EXHIBIT 10.3
FIRST AMENDMENT TO
LETTER OF CREDIT AGREEMENT
This First Amendment to Letter of Credit Agreement (the "First Amendment")
is made as of the 4th day of October, 2004 by and among
KMART CORPORATION ("Kmart"), a corporation organized under the laws of the
State of Michigan having a place of business at 0000 Xxxx Xxx Xxxxxx Xxxx,
Xxxx, Xxxxxxxx 00000,
BANK OF AMERICA, NATIONAL ASSOCIATION ("BOA"), a national banking
association having a place of business at 000 Xxxxxxx Xxxxxx, Xxxxxx,
Xxxxxxxxxxxxx 00000;
FLEET NATIONAL BANK ("Fleet" and together with BOA, the "Issuing Banks"),
a national banking association having a place of business at 000 Xxxxxxx
Xxxxxx, Xxxxxx, Xxxxxxxxxxxxx 00000.
WITNESSETH
WHEREAS, Kmart and the Issuing Banks have entered into a Letter of Credit
Agreement dated as of August 13, 2004 (as amended and in effect, the "Credit
Agreement"); and
WHEREAS, Kmart and the Issuing Banks have agreed to amend certain
provisions of the Credit Agreement as set forth herein.

Given data »
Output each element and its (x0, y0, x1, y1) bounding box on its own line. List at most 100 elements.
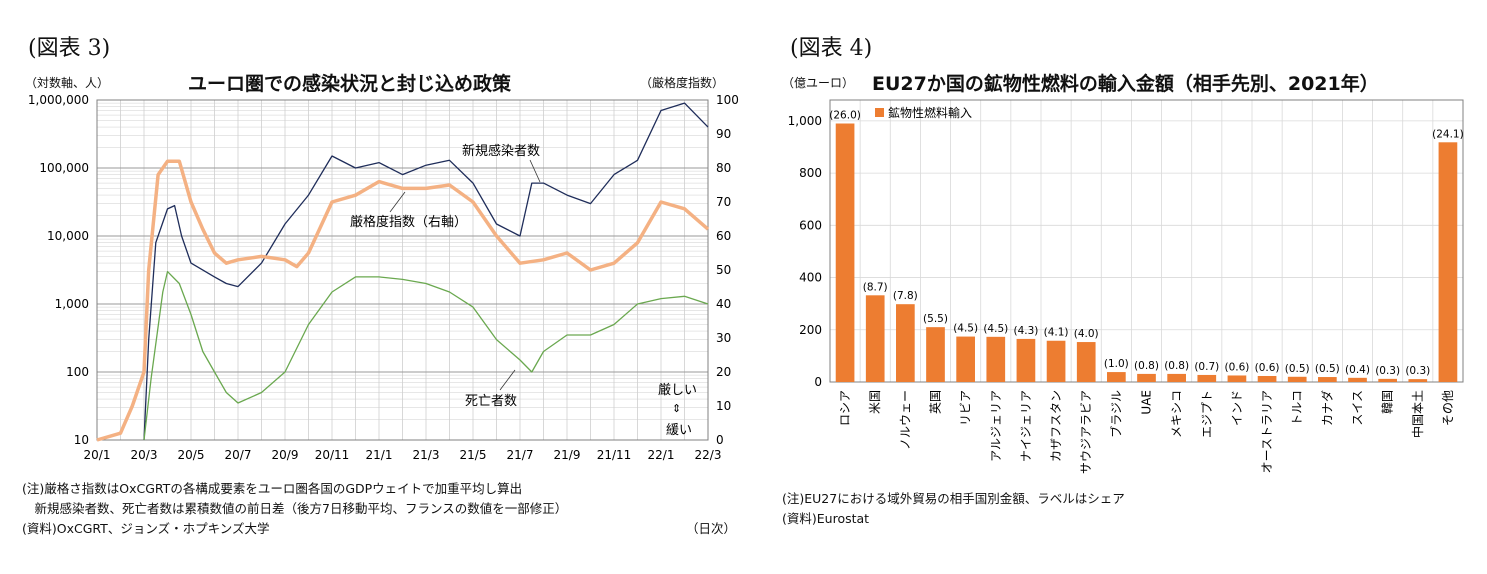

Work to complete »
**A.** According to the Kmart letter of credit amendment, on what date was the First Amendment made?
**B.** Summarize the Kmart letter of credit amendment in two sentences.
**C.** Carry on the Kmart letter of credit amendment from where it stops.
The lines play no part in these tasks.

Solved problems »
**A.** It was made as of October 4, 2004.

**B.** The First Amendment to Letter of Credit Agreement was made as of October 4, 2004, among Kmart Corporation, Bank of America, National Association, and Fleet National Bank, with the two banks together called the Issuing Banks. It recites that these parties entered into a Letter of Credit Agreement dated as of August 13, 2004, and have agreed to amend certain of its provisions.

**C.**
NOW THEREFORE, it is hereby agreed as follows:
1. Definitions: All capitalized terms used herein and not otherwise defined
shall have the same meaning herein as in the Credit Agreement.
2. Amendments to Article 1. The provisions of Article 1 of the Credit
Agreement are hereby amended as follows:
a. The definition of "Availability" is hereby deleted in its entirety
and the following substituted in its stead.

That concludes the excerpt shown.